**Kutipan**
5)      Objek ijarah merupakan sesuatu yang dihalalkan syara’.
6)      Hal yang disewakan tidak termkasuk suatu kewajiban bagi penyewa.
7)      Objek ijarah adalah sesuatu yang bisa disewakan.
8)      Upah/ sewa dalam transaksi ijarah harus jelas, tertentu, dan sesuatu yang bernilai harta.
Rukun-rukun ijarah menurut jumhur ulama adalah sebagai berikut :
1)      Orang yang berakal
2)      Sewa/ imbalan
3)      Manfaat
4)      Sigat atau ijab Kabul
     e. Berakhirnya Akad Ijarah
Karena ijarah bersifat mengikat, kecuali ada cacat atau barang tersebut tidak bisa dimanfaatkan, maka hal-hal yang dapat menyebabkan berakhirnya akad ijarah adalah sebagai berikut :
1)      Objek ijarah hilang atau musnah.
2)      Habisnya tanggang waktu yang disepakati dalam akad/ taransaksi ijarah.
D. Kerjasama Ekonomi dalam Islam
     1. Syirkah
Syirkah berarti perseroan atau persekutuan, yaitu pearsekutan antara dua orang atau lebih yang bersepakat untuk bekerjasama dalam suatu usaha, yang keuntungan atau hasilnya untuk mereka bersama.
Termasuk syirkah yang sesuai dengan ketentuan syara’, apabila syirkah itu dilaksanakan dengan niat ikhlas karena Allah, sabar, tawakal, jujur, saling percayaantara sesama anggota syarikat, dan bersih dari unsur-unsur kecurangan atau penipuan.
Syirkah dapat dibagi menjadi dua macam, yaitu:
a.      Syarikat harta (syarikat ‘inan)
              Syarikat harta yaitu akad dari dua orang atau lebih untuk berkongsi pada harta yang ditentukan dengan maksud untuk memperoleh keuntungan. Adapun rukun dalam syarikat harta itu adalah :
1)      Sigat atau lafal akad (ucapan perjanjian)
2)      Angota-angota syarikat
3)      Pokok atau modal dan pekerjaan
Dalam kehidupan modern, bentuk daripada syarikat harta misalnya Firma, C.V (Commanditaire Venootschaf), P.T (Perseroan Terbatas).

**Permintaan Tertulis 1**
Tentukan apakah setiap pernyataan berikut sesuai dengan kutipan tentang ijarah dan syirkah, lalu jawab ya atau tidak disertai kata-kata penentu dari kutipan itu, dikutip apa adanya: (a) manfaat termasuk rukun ijarah menurut jumhur ulama; (b) syirkah dibagi menjadi tiga macam; (c) P.T disebut sebagai contoh bentuk syarikat harta dalam kehidupan modern.
**Permintaan Tertulis 2**
Tolong terjemahkan kalimat dari kutipan tentang ijarah dan syirkah ini ke dalam bahasa Inggris: "Syarikat harta yaitu akad dari dua orang atau lebih untuk berkongsi pada harta yang ditentukan dengan maksud untuk memperoleh keuntungan."
**Permintaan Tertulis 3**
Lanjutkan kutipan tentang ijarah dan syirkah mulai setelah kalimat terakhirnya.
Baris-baris data sumber tidak perlu dipakai.

**Data Sumber**
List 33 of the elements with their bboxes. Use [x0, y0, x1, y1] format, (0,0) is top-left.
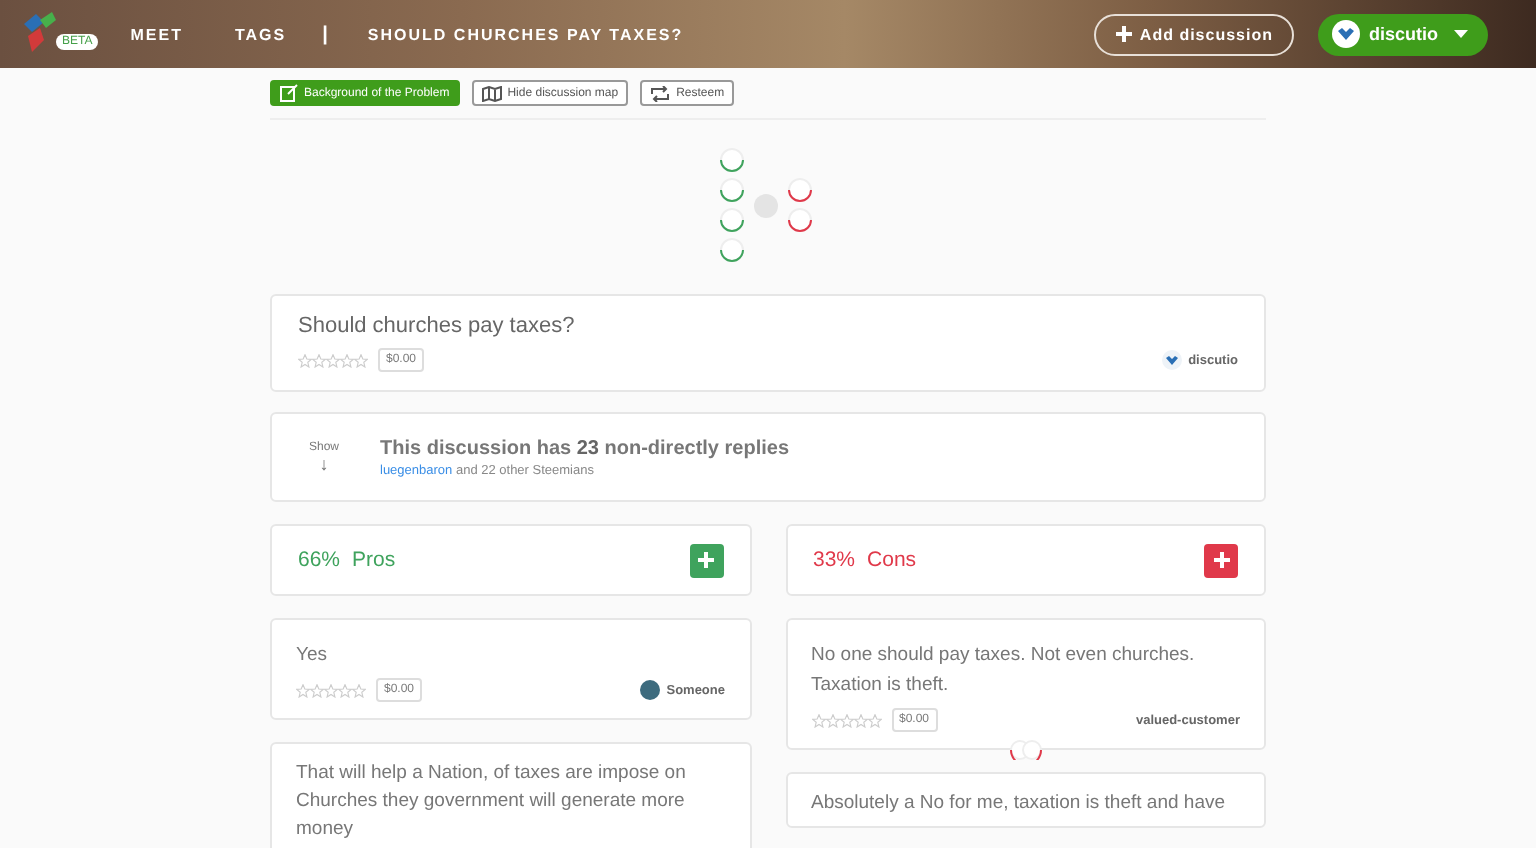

**Hasil Latihan 1**
(a) Ya: "Rukun-rukun ijarah menurut jumhur ulama adalah sebagai berikut" dan "Manfaat".
(b) Tidak: "Syirkah dapat dibagi menjadi dua macam".
(c) Ya: "Dalam kehidupan modern, bentuk daripada syarikat harta misalnya Firma, C.V (Commanditaire Venootschaf), P.T (Perseroan Terbatas)."

**Hasil Latihan 2**
A property partnership is a contract between two or more people to share in specified property with the aim of gaining profit.

**Hasil Latihan 3**
Syarikat kerja
              Syarikat kerja adalah gabungan dua orang atau lebih untuk bekerjasama dalam suatu jenis pekerjaan dengan ketentuan bahwa hasil dari pekerjaan dibagikan kepad seluruh anggota syarikat sesuai dengan perjanjian.
Manfaat syarikat kerja adal;ah sebagai berikut :
1)      Menjalin hubungan persaudaraan, khususnya sesama anggota syarikat.
2)      Memenuhi kebutuhan dan meningkatkan kesejahteran anggota syarikat.
3)      Menyelesaikan dengan baik pekerjaan-pekerjaan besar.
4)      Melahirkan kemajuan dalam bidang ilmu pengetahuan dan teknologi, dalam bidang ekonomi, dan kebudayaan, serta bidang keamanan dan pertahanan.
     2. Mudarabah
              Menurut istilah, mudarabah atau qirad adalah pemberian modal dari pemilik modal kepada seseorang yang akan memperdagangkan modal dengan ketentuan bahwa untung-rugi ditanggung bersama sesuai dengan perjanjian antara keduanya pada waktu akad. Hukum melakukan mudarabah itu dibolehkan (mubah), bahkan dianjurakan oleh syara’ karena di dalamnya terdapat unsure tolong-menolong dalam  kebaikan.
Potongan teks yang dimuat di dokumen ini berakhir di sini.